• **Given instruction**: Tally the lines holding the string "carinatis" and reply with that number alone.

• **Recorded data**:
[start]

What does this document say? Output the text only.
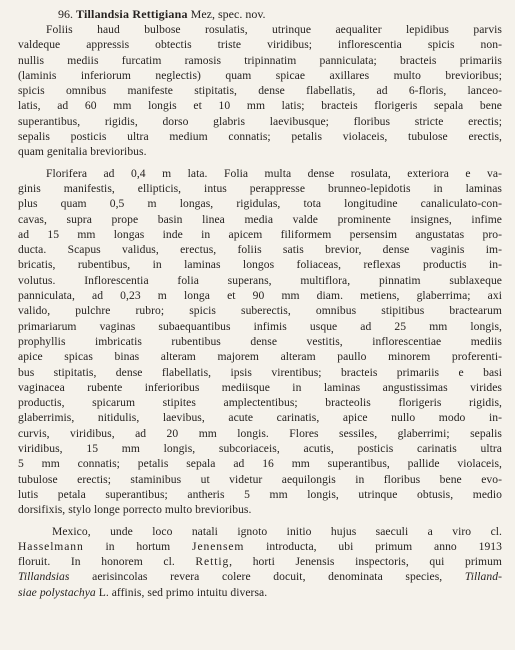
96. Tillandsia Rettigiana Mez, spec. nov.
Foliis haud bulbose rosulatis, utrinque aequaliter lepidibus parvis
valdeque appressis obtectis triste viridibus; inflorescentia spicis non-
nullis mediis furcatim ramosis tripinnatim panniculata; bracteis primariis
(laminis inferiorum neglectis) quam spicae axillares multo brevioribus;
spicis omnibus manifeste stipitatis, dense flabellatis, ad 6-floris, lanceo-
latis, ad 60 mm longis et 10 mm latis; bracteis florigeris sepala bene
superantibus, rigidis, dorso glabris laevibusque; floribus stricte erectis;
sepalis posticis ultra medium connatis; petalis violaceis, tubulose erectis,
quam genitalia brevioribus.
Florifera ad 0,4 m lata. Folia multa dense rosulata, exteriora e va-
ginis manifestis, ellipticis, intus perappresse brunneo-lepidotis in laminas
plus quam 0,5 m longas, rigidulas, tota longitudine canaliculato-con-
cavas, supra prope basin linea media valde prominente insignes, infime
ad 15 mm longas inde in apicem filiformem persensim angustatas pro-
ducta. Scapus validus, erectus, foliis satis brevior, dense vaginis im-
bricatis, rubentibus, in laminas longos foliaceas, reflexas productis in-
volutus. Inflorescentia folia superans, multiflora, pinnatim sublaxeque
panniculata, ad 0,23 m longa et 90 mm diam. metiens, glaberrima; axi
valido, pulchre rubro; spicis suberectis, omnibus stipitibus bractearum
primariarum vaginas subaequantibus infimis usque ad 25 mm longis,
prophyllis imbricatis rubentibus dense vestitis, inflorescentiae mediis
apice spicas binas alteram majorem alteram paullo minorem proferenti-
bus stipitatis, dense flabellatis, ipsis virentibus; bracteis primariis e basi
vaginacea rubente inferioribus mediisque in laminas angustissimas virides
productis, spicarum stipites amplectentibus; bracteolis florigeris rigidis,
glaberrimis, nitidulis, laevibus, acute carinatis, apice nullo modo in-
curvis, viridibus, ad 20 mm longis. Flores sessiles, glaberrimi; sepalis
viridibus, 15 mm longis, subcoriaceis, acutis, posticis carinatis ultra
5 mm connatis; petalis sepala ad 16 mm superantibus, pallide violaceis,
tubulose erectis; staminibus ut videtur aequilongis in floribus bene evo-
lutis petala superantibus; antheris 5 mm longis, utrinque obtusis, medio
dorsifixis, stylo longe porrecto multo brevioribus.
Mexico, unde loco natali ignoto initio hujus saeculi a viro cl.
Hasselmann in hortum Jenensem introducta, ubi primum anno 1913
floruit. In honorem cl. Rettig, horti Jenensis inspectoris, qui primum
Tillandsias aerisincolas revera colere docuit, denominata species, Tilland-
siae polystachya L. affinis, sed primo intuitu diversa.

[end]

• **Answer to this exercise**: 2